** TASK GOAL **
From the listing below, pull out every line where the string "blue" appears.

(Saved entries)
---
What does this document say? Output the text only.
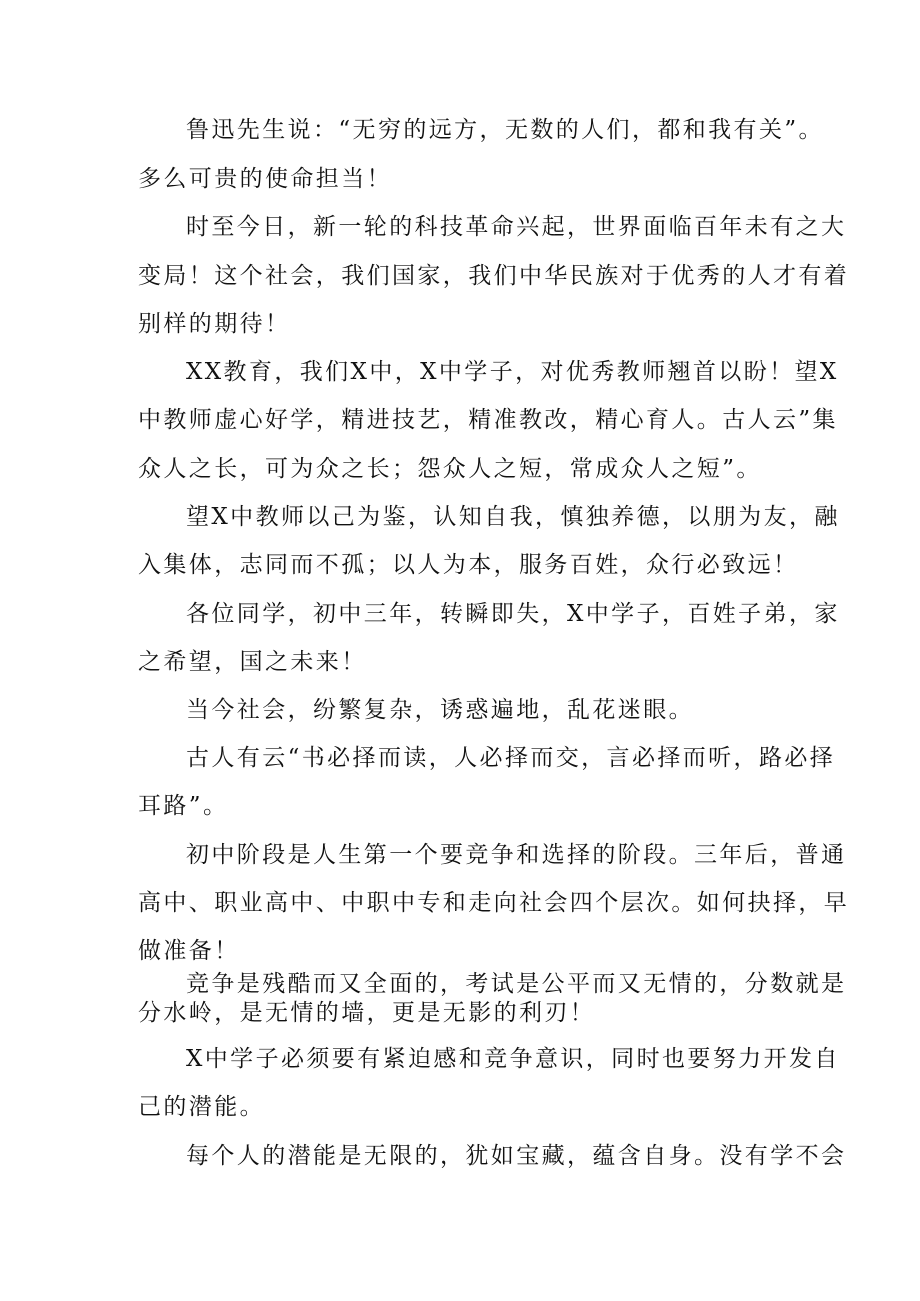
鲁迅先生说：“无穷的远方，无数的人们，都和我有关”。
多么可贵的使命担当！
时至今日，新一轮的科技革命兴起，世界面临百年未有之大
变局！这个社会，我们国家，我们中华民族对于优秀的人才有着
别样的期待！
XX教育，我们X中，X中学子，对优秀教师翘首以盼！望X
中教师虚心好学，精进技艺，精准教改，精心育人。古人云”集
众人之长，可为众之长；怨众人之短，常成众人之短”。
望X中教师以己为鉴，认知自我，慎独养德，以朋为友，融
入集体，志同而不孤；以人为本，服务百姓，众行必致远！
各位同学，初中三年，转瞬即失，X中学子，百姓子弟，家
之希望，国之未来！
当今社会，纷繁复杂，诱惑遍地，乱花迷眼。
古人有云“书必择而读，人必择而交，言必择而听，路必择
耳路”。
初中阶段是人生第一个要竞争和选择的阶段。三年后，普通
高中、职业高中、中职中专和走向社会四个层次。如何抉择，早
做准备！
竞争是残酷而又全面的，考试是公平而又无情的，分数就是
分水岭，是无情的墙，更是无影的利刃！
X中学子必须要有紧迫感和竞争意识，同时也要努力开发自
己的潜能。
每个人的潜能是无限的，犹如宝藏，蕴含自身。没有学不会
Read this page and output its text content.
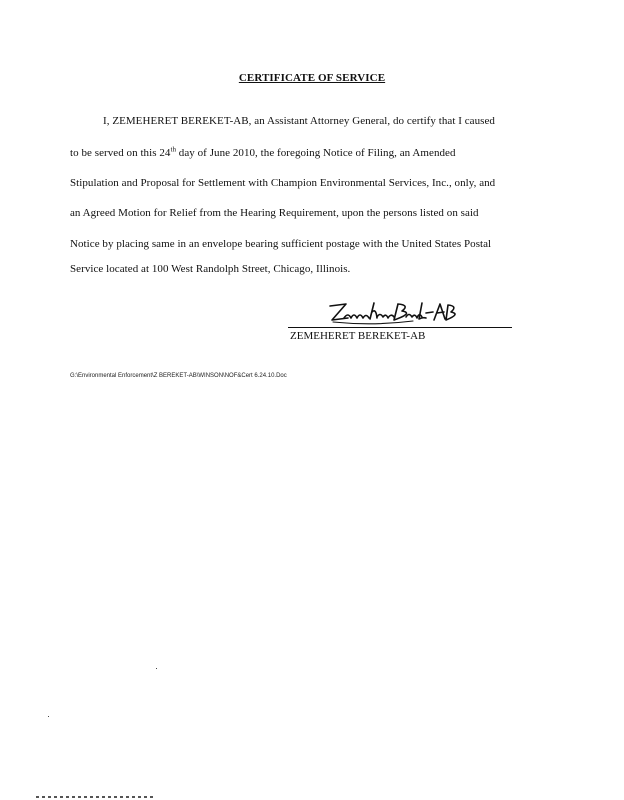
CERTIFICATE OF SERVICE
I, ZEMEHERET BEREKET-AB, an Assistant Attorney General, do certify that I caused
to be served on this 24th day of June 2010, the foregoing Notice of Filing, an Amended
Stipulation and Proposal for Settlement with Champion Environmental Services, Inc., only, and
an Agreed Motion for Relief from the Hearing Requirement, upon the persons listed on said
Notice by placing same in an envelope bearing sufficient postage with the United States Postal
Service located at 100 West Randolph Street, Chicago, Illinois.
ZEMEHERET BEREKET-AB
G:\Environmental Enforcement\Z BEREKET-AB\WINSON\NOF&Cert 6.24.10.Doc
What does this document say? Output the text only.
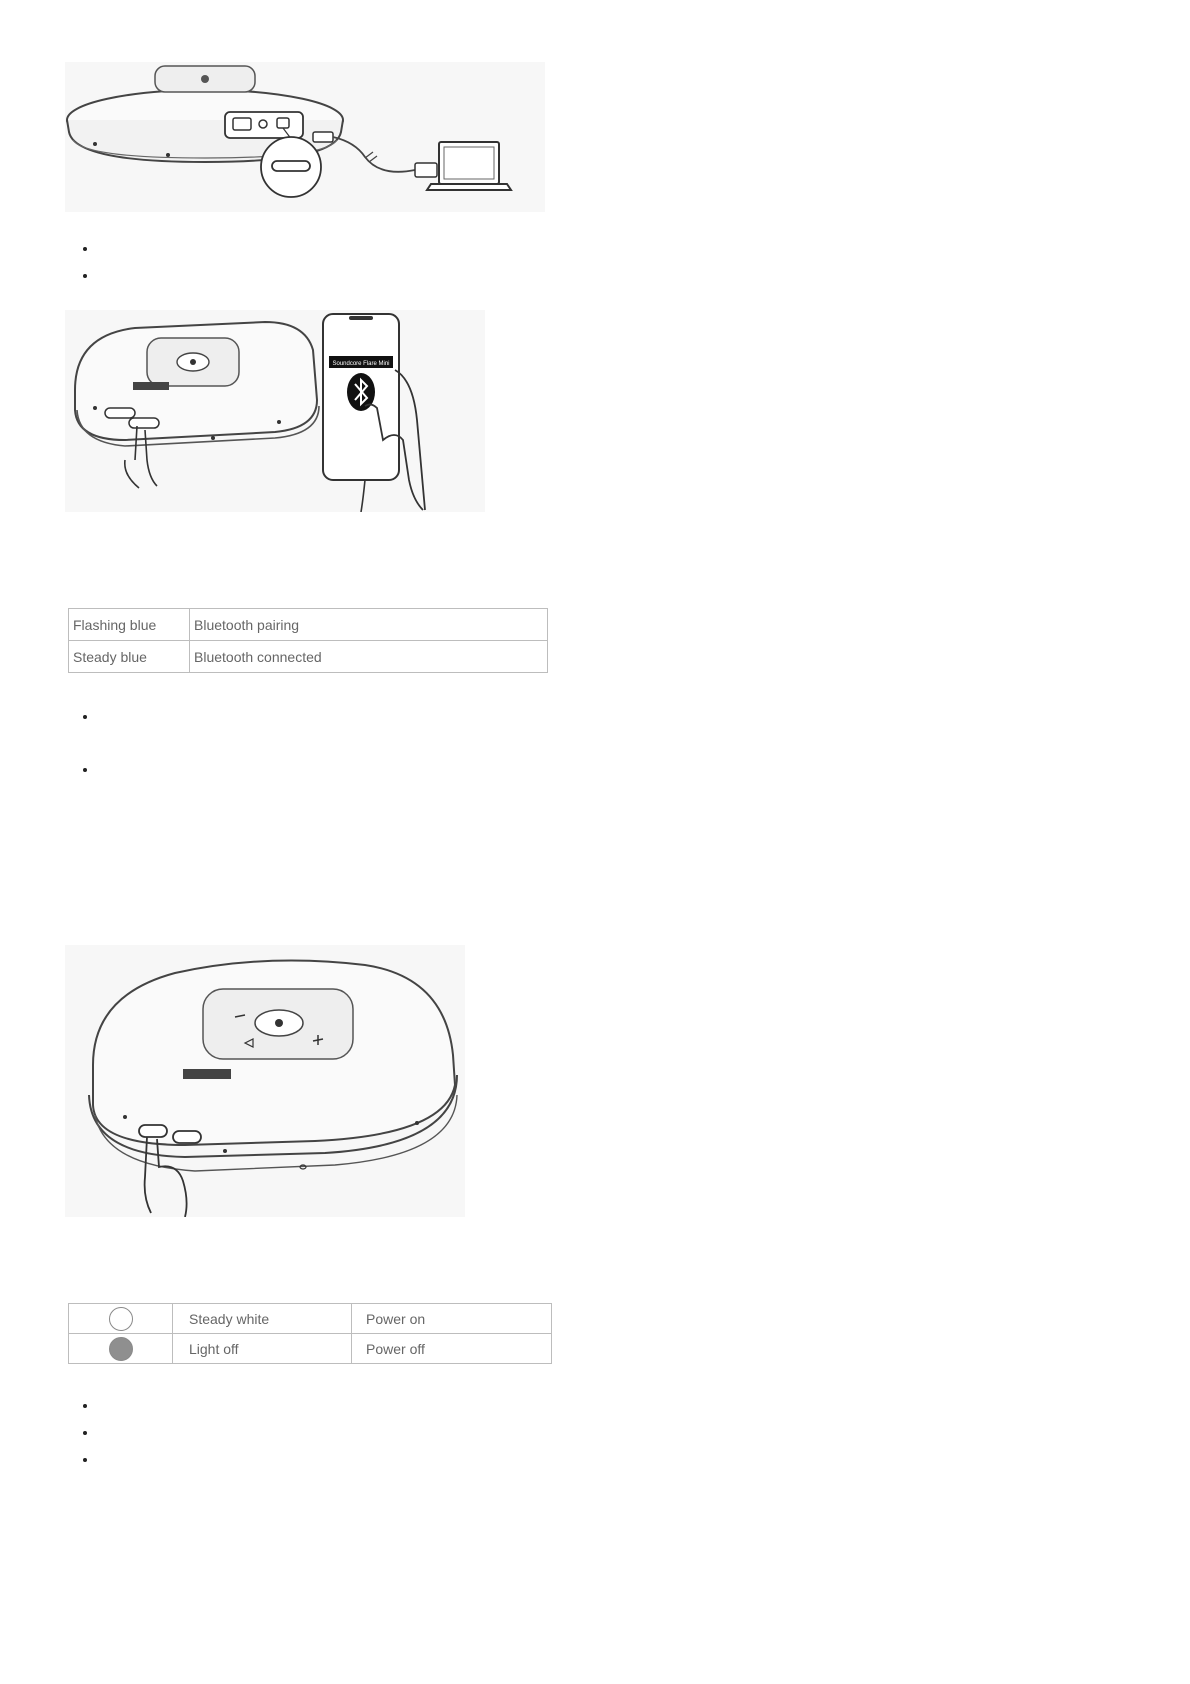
Soundcore Flare Mini
Flashing blue	Bluetooth pairing
Steady blue	Bluetooth connected
	Steady white	Power on
	Light off	Power off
---
** ANSWER TO THE PROBLEM **
Flashing blue	Bluetooth pairing
Steady blue	Bluetooth connected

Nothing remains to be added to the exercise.